**Your goal:** Each line holding the word "octave" counts once; give the total and nothing more.

**Records to process:**
★ ★ ★ ★ ★ ★ ★
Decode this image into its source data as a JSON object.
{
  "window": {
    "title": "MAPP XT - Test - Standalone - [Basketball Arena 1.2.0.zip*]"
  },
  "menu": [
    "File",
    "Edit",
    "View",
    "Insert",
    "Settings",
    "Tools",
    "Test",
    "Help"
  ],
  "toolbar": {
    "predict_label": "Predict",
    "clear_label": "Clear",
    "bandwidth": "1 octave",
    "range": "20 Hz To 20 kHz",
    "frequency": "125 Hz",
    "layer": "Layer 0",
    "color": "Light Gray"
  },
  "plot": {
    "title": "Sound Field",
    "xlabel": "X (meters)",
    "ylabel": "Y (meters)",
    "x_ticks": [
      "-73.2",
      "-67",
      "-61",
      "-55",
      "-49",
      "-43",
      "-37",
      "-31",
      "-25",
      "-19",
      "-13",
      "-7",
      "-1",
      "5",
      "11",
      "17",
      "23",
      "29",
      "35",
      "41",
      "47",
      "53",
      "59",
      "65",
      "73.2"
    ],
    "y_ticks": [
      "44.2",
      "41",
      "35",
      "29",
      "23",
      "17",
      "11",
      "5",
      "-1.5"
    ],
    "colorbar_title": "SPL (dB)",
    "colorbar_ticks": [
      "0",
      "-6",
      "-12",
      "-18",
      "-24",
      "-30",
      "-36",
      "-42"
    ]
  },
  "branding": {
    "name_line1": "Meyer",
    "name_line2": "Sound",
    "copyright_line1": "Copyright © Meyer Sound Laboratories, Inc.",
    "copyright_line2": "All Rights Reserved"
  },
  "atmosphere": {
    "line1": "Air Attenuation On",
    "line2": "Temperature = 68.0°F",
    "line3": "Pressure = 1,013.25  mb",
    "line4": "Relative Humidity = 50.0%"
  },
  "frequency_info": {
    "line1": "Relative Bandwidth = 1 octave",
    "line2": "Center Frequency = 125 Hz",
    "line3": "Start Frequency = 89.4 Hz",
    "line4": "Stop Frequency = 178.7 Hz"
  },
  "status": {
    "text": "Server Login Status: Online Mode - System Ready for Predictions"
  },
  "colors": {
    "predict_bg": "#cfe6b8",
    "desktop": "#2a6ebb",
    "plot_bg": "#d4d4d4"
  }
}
★ ★ ★ ★ ★ ★ ★
**Result of this task:** 2